**What you should do**
Using the data below, gather each line that includes the word "Click".

**Stored records**
------------------------------------------------

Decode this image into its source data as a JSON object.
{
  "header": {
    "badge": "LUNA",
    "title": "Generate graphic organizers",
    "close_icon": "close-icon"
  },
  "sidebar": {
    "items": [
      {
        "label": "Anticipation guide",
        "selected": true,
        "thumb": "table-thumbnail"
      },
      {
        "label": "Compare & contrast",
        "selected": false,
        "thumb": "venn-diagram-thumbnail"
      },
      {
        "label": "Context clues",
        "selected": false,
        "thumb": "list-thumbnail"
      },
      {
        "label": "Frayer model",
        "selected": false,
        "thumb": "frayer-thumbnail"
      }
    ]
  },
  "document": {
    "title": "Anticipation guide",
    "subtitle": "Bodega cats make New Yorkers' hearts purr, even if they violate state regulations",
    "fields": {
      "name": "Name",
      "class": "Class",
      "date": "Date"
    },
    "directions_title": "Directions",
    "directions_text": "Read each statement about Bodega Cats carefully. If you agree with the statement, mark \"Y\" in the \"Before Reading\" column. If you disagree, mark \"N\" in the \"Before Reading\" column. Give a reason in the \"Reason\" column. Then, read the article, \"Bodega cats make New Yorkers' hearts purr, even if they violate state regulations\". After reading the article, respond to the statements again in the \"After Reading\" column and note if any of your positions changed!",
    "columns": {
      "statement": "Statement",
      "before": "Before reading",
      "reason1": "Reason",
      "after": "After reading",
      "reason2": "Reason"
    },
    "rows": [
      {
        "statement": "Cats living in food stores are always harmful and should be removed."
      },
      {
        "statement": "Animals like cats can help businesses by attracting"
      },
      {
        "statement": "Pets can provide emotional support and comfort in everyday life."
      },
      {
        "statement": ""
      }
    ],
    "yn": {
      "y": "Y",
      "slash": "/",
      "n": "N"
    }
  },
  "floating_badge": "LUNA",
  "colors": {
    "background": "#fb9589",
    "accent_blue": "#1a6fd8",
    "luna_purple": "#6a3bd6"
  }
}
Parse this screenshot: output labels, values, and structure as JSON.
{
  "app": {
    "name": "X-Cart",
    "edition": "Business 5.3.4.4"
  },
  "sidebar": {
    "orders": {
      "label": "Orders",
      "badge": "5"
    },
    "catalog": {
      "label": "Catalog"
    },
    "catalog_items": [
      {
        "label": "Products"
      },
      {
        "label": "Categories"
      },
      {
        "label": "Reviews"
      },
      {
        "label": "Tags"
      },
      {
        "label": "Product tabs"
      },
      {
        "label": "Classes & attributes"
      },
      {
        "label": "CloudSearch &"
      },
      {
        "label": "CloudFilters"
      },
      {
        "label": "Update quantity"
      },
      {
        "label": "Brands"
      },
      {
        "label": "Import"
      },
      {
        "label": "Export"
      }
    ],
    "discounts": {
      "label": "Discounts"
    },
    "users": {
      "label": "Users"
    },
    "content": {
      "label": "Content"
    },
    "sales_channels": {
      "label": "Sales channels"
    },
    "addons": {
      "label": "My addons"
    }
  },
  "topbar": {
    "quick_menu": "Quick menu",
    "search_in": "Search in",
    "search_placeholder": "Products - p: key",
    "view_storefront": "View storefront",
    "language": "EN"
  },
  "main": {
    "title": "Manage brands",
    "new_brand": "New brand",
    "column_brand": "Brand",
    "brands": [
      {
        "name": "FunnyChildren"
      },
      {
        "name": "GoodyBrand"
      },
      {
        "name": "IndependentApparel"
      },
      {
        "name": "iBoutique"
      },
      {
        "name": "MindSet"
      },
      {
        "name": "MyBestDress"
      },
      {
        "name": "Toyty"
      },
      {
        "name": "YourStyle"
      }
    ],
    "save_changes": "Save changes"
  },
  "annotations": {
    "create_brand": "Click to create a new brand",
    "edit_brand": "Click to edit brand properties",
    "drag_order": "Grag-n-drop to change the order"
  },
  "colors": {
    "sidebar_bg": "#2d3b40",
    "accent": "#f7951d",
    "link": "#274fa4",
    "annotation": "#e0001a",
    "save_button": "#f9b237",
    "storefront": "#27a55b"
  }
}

------------------------------------------------

**Response to the exercise**
    "create_brand": "Click to create a new brand",
    "edit_brand": "Click to edit brand properties",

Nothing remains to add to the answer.